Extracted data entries
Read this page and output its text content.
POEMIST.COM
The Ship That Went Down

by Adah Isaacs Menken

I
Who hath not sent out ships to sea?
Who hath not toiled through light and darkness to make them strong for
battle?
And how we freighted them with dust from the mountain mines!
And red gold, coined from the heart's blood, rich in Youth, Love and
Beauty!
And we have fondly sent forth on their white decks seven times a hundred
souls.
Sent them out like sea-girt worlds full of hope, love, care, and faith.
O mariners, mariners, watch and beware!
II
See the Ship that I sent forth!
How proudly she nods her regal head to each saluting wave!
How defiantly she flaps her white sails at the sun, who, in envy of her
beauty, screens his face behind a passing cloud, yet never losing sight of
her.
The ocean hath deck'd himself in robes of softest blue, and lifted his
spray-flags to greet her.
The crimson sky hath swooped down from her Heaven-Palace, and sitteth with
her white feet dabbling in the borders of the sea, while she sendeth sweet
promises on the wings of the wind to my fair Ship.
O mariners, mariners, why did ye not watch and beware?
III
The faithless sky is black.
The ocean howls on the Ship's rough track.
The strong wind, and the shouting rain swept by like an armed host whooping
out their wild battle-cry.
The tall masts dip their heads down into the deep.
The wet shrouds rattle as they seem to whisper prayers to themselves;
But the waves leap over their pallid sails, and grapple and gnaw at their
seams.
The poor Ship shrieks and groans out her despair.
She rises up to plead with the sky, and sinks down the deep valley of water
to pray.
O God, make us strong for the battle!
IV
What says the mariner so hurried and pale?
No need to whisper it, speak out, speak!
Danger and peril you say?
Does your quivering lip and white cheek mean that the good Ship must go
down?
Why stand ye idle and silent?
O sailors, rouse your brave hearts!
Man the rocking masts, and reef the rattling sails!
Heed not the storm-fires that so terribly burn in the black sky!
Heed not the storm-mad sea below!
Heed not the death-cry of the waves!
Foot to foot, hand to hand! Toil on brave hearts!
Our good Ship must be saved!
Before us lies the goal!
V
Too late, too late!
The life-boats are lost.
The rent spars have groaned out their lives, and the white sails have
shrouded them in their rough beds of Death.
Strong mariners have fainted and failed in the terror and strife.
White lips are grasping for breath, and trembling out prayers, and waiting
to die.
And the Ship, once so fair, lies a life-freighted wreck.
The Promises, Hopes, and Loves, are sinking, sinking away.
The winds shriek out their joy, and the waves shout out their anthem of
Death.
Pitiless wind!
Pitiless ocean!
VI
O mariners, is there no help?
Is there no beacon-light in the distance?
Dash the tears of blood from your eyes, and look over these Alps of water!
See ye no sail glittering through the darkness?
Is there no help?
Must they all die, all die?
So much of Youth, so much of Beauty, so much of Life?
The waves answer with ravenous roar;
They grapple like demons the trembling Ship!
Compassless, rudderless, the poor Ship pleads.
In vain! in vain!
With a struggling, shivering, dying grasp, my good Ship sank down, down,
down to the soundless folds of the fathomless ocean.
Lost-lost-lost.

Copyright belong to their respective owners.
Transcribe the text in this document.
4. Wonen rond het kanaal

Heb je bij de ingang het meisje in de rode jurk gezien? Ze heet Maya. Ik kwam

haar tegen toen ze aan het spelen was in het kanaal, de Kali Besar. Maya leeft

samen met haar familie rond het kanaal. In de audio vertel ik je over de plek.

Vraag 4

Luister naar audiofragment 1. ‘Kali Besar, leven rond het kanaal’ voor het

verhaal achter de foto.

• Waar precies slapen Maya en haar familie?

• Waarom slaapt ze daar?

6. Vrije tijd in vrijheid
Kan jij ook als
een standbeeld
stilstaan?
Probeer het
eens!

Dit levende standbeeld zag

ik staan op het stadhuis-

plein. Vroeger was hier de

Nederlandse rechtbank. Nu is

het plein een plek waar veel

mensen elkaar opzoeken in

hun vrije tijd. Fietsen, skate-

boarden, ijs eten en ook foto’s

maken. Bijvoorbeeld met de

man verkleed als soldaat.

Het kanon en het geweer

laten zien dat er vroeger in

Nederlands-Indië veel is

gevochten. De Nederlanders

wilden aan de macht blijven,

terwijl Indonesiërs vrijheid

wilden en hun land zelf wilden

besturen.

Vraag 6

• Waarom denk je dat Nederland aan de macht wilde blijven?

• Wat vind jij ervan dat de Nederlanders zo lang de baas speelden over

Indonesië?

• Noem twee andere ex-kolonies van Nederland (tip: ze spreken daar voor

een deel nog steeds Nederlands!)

__Your task__
Copy, from the material above, each line in which the string "watch" occurs.

__Correct result__
O mariners, mariners, watch and beware!
O mariners, mariners, why did ye not watch and beware?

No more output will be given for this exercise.